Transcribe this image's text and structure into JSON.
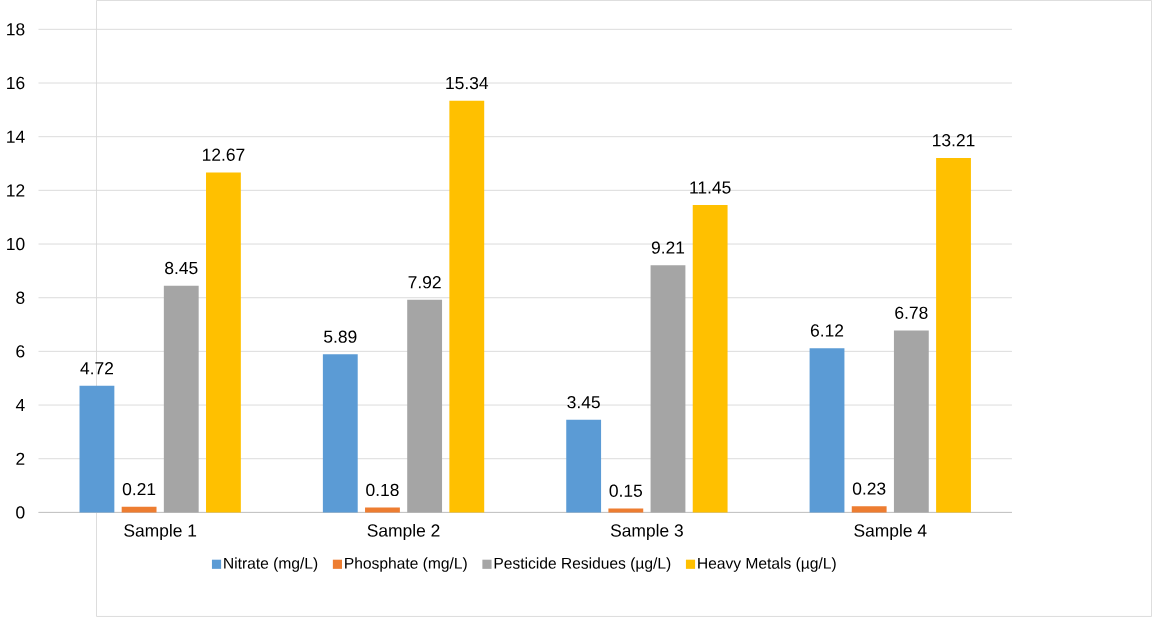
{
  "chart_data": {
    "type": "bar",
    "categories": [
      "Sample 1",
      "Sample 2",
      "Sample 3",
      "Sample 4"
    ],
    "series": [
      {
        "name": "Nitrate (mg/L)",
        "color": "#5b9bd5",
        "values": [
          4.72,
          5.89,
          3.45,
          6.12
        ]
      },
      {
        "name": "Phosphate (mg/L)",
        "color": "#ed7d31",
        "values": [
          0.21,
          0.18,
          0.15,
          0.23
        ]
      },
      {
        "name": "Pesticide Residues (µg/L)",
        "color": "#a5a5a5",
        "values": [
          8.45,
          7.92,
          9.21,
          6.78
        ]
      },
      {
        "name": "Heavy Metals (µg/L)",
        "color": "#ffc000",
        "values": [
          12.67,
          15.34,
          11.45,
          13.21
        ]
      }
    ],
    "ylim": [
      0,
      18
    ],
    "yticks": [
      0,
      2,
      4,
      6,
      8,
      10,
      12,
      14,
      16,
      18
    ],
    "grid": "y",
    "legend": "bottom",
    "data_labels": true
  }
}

+ + + + +

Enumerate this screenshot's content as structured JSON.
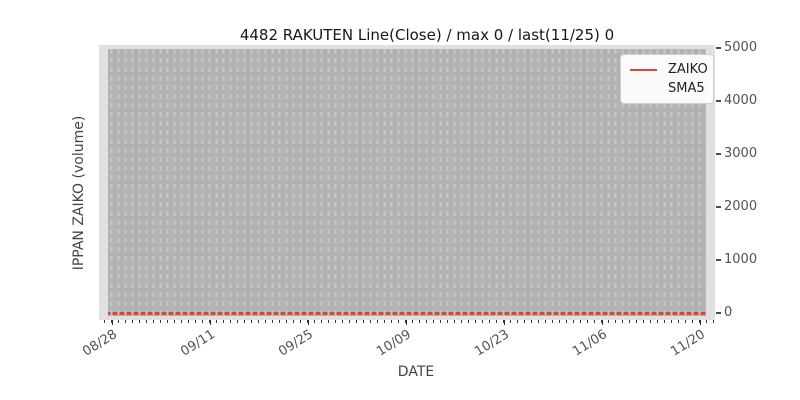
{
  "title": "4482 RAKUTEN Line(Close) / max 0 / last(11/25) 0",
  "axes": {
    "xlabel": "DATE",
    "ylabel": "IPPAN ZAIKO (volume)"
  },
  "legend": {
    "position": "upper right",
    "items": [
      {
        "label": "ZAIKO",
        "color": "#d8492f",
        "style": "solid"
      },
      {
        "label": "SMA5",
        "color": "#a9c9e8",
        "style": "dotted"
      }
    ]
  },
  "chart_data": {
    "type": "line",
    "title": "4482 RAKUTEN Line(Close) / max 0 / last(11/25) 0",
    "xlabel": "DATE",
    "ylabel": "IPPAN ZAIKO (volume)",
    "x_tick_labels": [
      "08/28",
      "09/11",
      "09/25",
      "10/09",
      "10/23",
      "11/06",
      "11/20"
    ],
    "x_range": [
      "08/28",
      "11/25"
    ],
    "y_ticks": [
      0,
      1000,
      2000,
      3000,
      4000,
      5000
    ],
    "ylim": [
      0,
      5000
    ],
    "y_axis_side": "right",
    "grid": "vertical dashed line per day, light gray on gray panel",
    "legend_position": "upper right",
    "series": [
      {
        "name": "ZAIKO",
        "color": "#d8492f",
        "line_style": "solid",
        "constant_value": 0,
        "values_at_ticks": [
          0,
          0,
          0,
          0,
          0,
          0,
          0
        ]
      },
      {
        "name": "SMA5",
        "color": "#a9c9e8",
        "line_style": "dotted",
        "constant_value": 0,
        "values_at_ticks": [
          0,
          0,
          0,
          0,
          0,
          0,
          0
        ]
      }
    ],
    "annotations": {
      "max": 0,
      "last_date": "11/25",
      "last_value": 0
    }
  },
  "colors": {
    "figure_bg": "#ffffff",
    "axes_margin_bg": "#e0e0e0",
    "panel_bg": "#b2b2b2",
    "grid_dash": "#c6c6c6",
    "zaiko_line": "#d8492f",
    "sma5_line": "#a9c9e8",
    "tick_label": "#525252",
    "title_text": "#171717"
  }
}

+ + + + +

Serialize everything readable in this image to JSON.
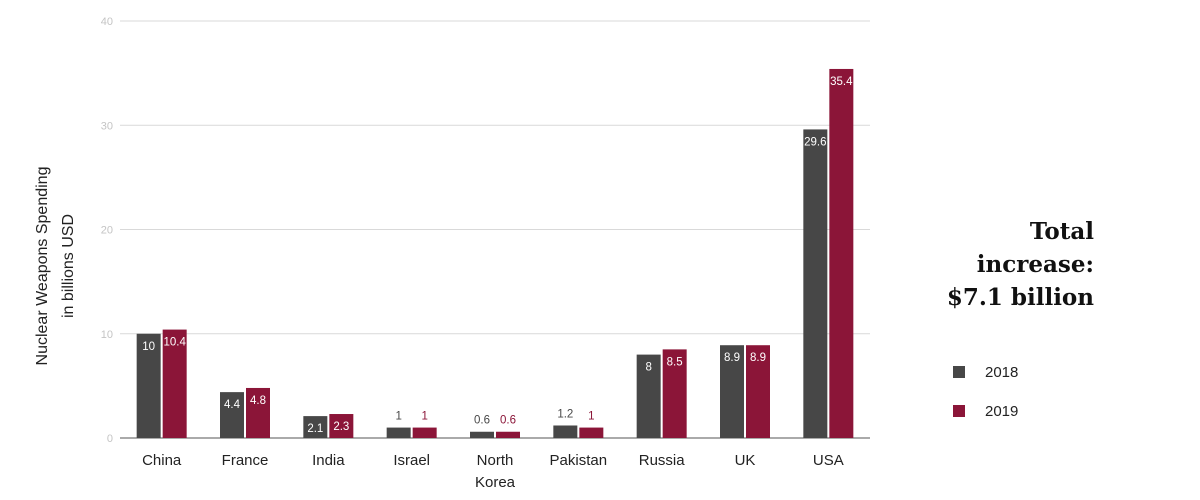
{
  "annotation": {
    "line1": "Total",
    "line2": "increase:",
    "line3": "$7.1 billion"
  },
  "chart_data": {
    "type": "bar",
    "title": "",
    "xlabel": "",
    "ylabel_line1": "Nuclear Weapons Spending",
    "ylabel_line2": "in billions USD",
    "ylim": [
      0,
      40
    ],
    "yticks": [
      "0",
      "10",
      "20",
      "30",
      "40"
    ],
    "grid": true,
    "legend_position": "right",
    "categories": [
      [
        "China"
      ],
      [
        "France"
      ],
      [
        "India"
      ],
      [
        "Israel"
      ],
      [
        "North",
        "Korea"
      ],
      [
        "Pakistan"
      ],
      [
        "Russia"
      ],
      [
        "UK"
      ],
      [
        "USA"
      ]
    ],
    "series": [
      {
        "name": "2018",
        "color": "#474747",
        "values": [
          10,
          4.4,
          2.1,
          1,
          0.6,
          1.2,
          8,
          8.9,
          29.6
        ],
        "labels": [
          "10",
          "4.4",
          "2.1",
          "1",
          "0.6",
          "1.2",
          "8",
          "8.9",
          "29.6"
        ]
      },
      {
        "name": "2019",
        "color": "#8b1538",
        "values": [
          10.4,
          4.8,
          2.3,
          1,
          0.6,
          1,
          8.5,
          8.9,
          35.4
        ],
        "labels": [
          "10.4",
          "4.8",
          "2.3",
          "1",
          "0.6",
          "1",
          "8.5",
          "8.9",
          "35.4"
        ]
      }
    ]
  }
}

+ + + + +

■ Directions: Every line above that contains the word "Close" should be reported.

■ Solution below:
  "title": "4482 RAKUTEN Line(Close) / max 0 / last(11/25) 0",
    "title": "4482 RAKUTEN Line(Close) / max 0 / last(11/25) 0",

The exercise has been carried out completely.